* Start Records shown *

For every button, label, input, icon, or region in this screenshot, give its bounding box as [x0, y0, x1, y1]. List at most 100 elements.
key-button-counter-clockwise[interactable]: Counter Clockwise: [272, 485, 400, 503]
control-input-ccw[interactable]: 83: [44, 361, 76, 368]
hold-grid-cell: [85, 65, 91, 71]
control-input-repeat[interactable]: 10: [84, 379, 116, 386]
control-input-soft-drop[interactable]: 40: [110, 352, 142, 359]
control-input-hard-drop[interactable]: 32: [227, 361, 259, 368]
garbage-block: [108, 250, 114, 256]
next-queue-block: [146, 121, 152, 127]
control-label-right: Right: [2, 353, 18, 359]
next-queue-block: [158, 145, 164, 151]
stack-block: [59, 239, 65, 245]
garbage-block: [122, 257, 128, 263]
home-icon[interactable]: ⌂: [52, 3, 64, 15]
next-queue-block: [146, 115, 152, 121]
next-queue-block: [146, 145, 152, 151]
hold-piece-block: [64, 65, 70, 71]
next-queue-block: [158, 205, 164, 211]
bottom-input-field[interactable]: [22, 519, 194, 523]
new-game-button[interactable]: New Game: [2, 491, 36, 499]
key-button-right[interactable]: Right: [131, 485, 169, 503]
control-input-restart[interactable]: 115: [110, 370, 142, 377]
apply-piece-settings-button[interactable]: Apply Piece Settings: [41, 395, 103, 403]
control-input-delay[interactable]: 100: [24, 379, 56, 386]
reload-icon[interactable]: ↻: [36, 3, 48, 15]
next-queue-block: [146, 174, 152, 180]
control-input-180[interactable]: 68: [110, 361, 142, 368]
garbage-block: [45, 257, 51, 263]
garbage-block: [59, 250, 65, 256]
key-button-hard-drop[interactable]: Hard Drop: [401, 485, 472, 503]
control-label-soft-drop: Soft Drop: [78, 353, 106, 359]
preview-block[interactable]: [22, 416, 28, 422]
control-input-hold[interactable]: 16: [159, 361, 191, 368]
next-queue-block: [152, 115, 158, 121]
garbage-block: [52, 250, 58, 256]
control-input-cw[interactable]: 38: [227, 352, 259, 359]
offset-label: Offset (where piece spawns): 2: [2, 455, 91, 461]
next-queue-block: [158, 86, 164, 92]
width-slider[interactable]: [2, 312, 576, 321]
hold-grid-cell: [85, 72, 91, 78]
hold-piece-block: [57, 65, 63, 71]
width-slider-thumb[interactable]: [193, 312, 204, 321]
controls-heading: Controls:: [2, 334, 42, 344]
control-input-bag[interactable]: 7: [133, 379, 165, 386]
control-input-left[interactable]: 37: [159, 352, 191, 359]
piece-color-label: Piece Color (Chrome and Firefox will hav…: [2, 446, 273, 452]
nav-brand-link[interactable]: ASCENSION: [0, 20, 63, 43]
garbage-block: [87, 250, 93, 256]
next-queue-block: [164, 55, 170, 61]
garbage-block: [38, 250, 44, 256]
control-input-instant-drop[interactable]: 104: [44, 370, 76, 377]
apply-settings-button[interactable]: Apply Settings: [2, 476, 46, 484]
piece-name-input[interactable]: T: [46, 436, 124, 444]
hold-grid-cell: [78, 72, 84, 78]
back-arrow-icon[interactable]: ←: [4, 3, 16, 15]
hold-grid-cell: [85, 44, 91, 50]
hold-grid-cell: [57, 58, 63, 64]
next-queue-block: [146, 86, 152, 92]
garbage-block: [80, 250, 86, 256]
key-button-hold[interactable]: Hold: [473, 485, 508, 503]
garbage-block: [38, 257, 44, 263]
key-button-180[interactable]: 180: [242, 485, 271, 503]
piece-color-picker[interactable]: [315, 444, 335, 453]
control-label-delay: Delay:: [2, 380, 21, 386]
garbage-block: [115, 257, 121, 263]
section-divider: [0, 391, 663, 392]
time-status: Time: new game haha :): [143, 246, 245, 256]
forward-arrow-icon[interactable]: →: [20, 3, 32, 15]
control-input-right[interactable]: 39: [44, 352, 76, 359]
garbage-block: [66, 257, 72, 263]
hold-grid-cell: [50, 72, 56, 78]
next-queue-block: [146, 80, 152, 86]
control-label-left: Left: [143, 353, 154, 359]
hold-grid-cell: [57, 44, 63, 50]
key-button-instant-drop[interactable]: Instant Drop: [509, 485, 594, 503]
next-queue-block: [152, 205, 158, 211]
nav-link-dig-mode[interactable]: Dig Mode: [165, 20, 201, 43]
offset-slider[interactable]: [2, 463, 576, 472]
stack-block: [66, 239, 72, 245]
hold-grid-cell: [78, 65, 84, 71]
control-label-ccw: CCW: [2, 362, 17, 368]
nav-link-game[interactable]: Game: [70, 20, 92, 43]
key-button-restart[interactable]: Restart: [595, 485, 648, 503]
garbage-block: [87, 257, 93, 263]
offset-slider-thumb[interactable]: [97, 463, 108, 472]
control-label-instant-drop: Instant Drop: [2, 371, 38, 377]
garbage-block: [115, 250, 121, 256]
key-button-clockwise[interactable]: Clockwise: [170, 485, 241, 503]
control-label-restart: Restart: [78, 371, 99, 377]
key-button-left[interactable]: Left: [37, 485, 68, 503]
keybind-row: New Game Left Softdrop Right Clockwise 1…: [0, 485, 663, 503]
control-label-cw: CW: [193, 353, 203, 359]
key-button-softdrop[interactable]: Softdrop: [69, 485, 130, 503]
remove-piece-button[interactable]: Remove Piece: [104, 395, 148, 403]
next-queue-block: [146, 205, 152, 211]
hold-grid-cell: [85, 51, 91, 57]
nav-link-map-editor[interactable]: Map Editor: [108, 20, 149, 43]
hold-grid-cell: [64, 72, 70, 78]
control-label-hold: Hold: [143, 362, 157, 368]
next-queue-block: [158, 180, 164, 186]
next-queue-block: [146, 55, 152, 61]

* End Records shown *
* Start Records shown *

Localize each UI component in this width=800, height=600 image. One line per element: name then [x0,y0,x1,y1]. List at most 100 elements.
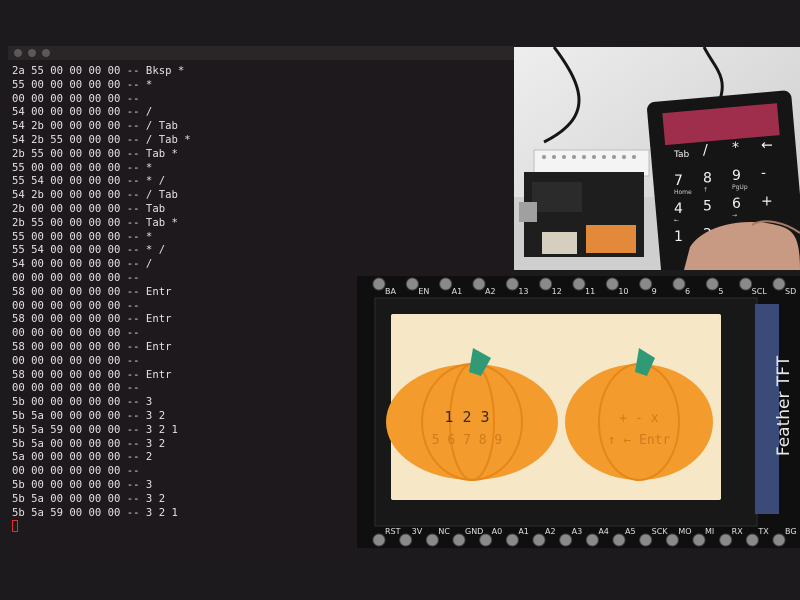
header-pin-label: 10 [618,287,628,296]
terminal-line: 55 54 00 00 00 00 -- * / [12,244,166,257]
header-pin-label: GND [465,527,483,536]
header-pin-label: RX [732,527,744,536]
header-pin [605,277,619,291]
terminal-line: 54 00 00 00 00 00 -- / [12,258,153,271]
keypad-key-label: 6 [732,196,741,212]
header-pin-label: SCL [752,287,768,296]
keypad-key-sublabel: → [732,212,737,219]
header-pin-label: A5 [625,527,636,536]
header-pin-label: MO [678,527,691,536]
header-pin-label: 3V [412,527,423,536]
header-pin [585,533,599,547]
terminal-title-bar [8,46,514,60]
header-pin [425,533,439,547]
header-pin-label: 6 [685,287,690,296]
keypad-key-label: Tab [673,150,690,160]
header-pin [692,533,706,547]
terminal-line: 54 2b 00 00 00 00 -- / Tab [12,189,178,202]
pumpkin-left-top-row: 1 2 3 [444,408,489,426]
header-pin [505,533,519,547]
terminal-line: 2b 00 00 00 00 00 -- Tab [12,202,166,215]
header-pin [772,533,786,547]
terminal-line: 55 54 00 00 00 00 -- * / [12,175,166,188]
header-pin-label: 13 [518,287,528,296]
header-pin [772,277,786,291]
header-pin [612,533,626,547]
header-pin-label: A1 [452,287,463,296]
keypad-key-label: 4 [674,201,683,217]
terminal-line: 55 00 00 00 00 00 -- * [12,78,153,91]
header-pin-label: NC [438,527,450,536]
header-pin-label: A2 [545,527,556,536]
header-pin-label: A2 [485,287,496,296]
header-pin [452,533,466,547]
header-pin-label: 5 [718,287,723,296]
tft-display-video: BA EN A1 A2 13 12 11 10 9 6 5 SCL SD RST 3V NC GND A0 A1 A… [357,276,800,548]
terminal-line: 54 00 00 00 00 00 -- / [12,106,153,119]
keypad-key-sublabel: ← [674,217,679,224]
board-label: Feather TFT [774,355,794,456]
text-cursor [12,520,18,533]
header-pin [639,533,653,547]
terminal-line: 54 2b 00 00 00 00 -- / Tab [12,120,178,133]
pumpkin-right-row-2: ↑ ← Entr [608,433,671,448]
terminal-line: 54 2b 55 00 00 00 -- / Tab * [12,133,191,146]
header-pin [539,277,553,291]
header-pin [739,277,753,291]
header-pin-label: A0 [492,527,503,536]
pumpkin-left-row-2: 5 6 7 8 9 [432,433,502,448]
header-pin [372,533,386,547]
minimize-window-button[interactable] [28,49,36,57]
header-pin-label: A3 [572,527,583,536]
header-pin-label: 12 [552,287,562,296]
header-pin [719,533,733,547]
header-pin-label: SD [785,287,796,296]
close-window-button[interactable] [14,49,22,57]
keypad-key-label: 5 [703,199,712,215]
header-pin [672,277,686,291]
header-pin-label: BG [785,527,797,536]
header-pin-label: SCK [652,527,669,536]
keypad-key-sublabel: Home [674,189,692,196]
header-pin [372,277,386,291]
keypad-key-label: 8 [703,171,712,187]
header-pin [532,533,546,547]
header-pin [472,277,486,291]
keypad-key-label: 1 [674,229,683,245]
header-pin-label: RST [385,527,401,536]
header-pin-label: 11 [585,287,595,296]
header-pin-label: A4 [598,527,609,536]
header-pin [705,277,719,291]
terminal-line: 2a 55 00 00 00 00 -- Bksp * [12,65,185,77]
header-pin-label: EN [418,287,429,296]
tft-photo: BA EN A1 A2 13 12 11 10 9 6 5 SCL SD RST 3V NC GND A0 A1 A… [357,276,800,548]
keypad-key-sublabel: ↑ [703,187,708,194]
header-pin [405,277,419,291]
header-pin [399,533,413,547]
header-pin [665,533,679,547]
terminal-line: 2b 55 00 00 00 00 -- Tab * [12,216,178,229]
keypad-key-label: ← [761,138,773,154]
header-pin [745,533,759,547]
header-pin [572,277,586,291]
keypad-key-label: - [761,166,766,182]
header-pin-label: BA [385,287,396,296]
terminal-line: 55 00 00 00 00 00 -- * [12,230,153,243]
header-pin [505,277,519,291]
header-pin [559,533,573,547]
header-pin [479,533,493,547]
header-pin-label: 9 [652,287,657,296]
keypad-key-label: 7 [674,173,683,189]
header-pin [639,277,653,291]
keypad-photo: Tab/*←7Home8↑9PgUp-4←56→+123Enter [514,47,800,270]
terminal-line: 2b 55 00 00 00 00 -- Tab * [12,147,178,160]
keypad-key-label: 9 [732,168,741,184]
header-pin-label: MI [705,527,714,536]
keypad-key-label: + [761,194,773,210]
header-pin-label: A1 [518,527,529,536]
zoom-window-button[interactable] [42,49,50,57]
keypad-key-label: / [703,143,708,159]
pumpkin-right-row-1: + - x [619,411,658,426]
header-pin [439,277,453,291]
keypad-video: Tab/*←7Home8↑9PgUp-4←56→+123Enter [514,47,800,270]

* End Records shown *

**Task to complete**
Place each line of the data into a JSON array of strings, one string per line, starting with the line containing "For every button, label, input, icon, or" and ending with the line containing "control-input-bag[interactable]: 7: [133, 379, 165, 386]", both included. Leave out blank lines.

**Response**
[
  "For every button, label, input, icon, or region in this screenshot, give its bounding box as [x0, y0, x1, y1]. List at most 100 elements.",
  "key-button-counter-clockwise[interactable]: Counter Clockwise: [272, 485, 400, 503]",
  "control-input-ccw[interactable]: 83: [44, 361, 76, 368]",
  "hold-grid-cell: [85, 65, 91, 71]",
  "control-input-repeat[interactable]: 10: [84, 379, 116, 386]",
  "control-input-soft-drop[interactable]: 40: [110, 352, 142, 359]",
  "control-input-hard-drop[interactable]: 32: [227, 361, 259, 368]",
  "garbage-block: [108, 250, 114, 256]",
  "next-queue-block: [146, 121, 152, 127]",
  "control-label-right: Right: [2, 353, 18, 359]",
  "next-queue-block: [158, 145, 164, 151]",
  "stack-block: [59, 239, 65, 245]",
  "garbage-block: [122, 257, 128, 263]",
  "home-icon[interactable]: ⌂: [52, 3, 64, 15]",
  "next-queue-block: [146, 115, 152, 121]",
  "next-queue-block: [146, 145, 152, 151]",
  "hold-piece-block: [64, 65, 70, 71]",
  "next-queue-block: [158, 205, 164, 211]",
  "bottom-input-field[interactable]: [22, 519, 194, 523]",
  "new-game-button[interactable]: New Game: [2, 491, 36, 499]",
  "key-button-right[interactable]: Right: [131, 485, 169, 503]",
  "control-input-restart[interactable]: 115: [110, 370, 142, 377]",
  "apply-piece-settings-button[interactable]: Apply Piece Settings: [41, 395, 103, 403]",
  "control-input-delay[interactable]: 100: [24, 379, 56, 386]",
  "reload-icon[interactable]: ↻: [36, 3, 48, 15]",
  "next-queue-block: [146, 174, 152, 180]",
  "control-input-180[interactable]: 68: [110, 361, 142, 368]",
  "garbage-block: [45, 257, 51, 263]",
  "garbage-block: [59, 250, 65, 256]",
  "key-button-hard-drop[interactable]: Hard Drop: [401, 485, 472, 503]",
  "control-label-soft-drop: Soft Drop: [78, 353, 106, 359]",
  "preview-block[interactable]: [22, 416, 28, 422]",
  "control-input-hold[interactable]: 16: [159, 361, 191, 368]",
  "next-queue-block: [152, 115, 158, 121]",
  "garbage-block: [52, 250, 58, 256]",
  "control-input-cw[interactable]: 38: [227, 352, 259, 359]",
  "offset-label: Offset (where piece spawns): 2: [2, 455, 91, 461]",
  "next-queue-block: [158, 86, 164, 92]",
  "width-slider[interactable]: [2, 312, 576, 321]",
  "hold-grid-cell: [85, 72, 91, 78]",
  "hold-piece-block: [57, 65, 63, 71]",
  "width-slider-thumb[interactable]: [193, 312, 204, 321]",
  "controls-heading: Controls:: [2, 334, 42, 344]",
  "control-input-bag[interactable]: 7: [133, 379, 165, 386]"
]